══ RECORDS FOR THIS EXERCISE ══

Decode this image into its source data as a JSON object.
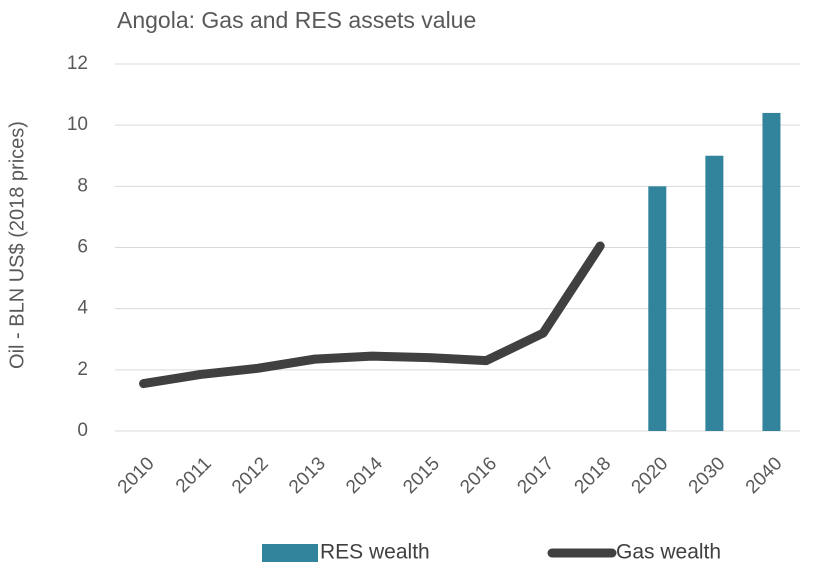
{
  "chart_data": {
    "type": "combo",
    "title": "Angola: Gas and RES assets value",
    "y_label": "Oil - BLN US$ (2018 prices)",
    "categories": [
      "2010",
      "2011",
      "2012",
      "2013",
      "2014",
      "2015",
      "2016",
      "2017",
      "2018",
      "2020",
      "2030",
      "2040"
    ],
    "series": [
      {
        "name": "RES wealth",
        "type": "bar",
        "color": "#31849b",
        "values": [
          null,
          null,
          null,
          null,
          null,
          null,
          null,
          null,
          null,
          8,
          9,
          10.4
        ]
      },
      {
        "name": "Gas wealth",
        "type": "line",
        "color": "#404040",
        "values": [
          1.55,
          1.85,
          2.05,
          2.35,
          2.45,
          2.4,
          2.3,
          3.2,
          6.05,
          null,
          null,
          null
        ]
      }
    ],
    "ylim": [
      0,
      12
    ],
    "yticks": [
      0,
      2,
      4,
      6,
      8,
      10,
      12
    ],
    "grid": true,
    "legend": "bottom"
  }
}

═══

DO THIS
Leave out the pictures and print each record exactly as it stands.

FINISHED EXERCISE
Decode this image into its source data as a JSON object.
{
  "chart_data": {
    "type": "combo",
    "title": "Angola: Gas and RES assets value",
    "y_label": "Oil - BLN US$ (2018 prices)",
    "categories": [
      "2010",
      "2011",
      "2012",
      "2013",
      "2014",
      "2015",
      "2016",
      "2017",
      "2018",
      "2020",
      "2030",
      "2040"
    ],
    "series": [
      {
        "name": "RES wealth",
        "type": "bar",
        "color": "#31849b",
        "values": [
          null,
          null,
          null,
          null,
          null,
          null,
          null,
          null,
          null,
          8,
          9,
          10.4
        ]
      },
      {
        "name": "Gas wealth",
        "type": "line",
        "color": "#404040",
        "values": [
          1.55,
          1.85,
          2.05,
          2.35,
          2.45,
          2.4,
          2.3,
          3.2,
          6.05,
          null,
          null,
          null
        ]
      }
    ],
    "ylim": [
      0,
      12
    ],
    "yticks": [
      0,
      2,
      4,
      6,
      8,
      10,
      12
    ],
    "grid": true,
    "legend": "bottom"
  }
}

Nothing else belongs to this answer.